Output every line of the data exactly as it appears.
— Begin PROVIDED MATERIAL —
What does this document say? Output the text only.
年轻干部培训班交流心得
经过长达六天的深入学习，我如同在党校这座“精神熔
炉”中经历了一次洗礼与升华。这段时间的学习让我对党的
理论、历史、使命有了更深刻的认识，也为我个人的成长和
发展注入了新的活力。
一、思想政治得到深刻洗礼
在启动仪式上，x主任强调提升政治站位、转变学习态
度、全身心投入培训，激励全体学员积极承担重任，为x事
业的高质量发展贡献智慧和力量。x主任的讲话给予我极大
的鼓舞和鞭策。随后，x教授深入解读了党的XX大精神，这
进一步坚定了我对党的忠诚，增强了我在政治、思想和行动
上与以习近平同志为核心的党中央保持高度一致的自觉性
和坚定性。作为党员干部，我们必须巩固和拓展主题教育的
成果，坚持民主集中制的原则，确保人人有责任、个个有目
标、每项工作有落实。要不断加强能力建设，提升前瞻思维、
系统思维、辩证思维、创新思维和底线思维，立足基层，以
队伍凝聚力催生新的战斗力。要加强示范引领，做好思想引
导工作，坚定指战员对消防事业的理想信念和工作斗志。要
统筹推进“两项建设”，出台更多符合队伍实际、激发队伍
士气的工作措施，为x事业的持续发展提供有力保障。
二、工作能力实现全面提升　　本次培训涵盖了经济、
— End PROVIDED MATERIAL —
ANSWER TO THIS TASK ->
What does this document say? Output the text only.
年轻干部培训班交流心得
经过长达六天的深入学习，我如同在党校这座“精神熔
炉”中经历了一次洗礼与升华。这段时间的学习让我对党的
理论、历史、使命有了更深刻的认识，也为我个人的成长和
发展注入了新的活力。
一、思想政治得到深刻洗礼
在启动仪式上，x主任强调提升政治站位、转变学习态
度、全身心投入培训，激励全体学员积极承担重任，为x事
业的高质量发展贡献智慧和力量。x主任的讲话给予我极大
的鼓舞和鞭策。随后，x教授深入解读了党的XX大精神，这
进一步坚定了我对党的忠诚，增强了我在政治、思想和行动
上与以习近平同志为核心的党中央保持高度一致的自觉性
和坚定性。作为党员干部，我们必须巩固和拓展主题教育的
成果，坚持民主集中制的原则，确保人人有责任、个个有目
标、每项工作有落实。要不断加强能力建设，提升前瞻思维、
系统思维、辩证思维、创新思维和底线思维，立足基层，以
队伍凝聚力催生新的战斗力。要加强示范引领，做好思想引
导工作，坚定指战员对消防事业的理想信念和工作斗志。要
统筹推进“两项建设”，出台更多符合队伍实际、激发队伍
士气的工作措施，为x事业的持续发展提供有力保障。
二、工作能力实现全面提升　　本次培训涵盖了经济、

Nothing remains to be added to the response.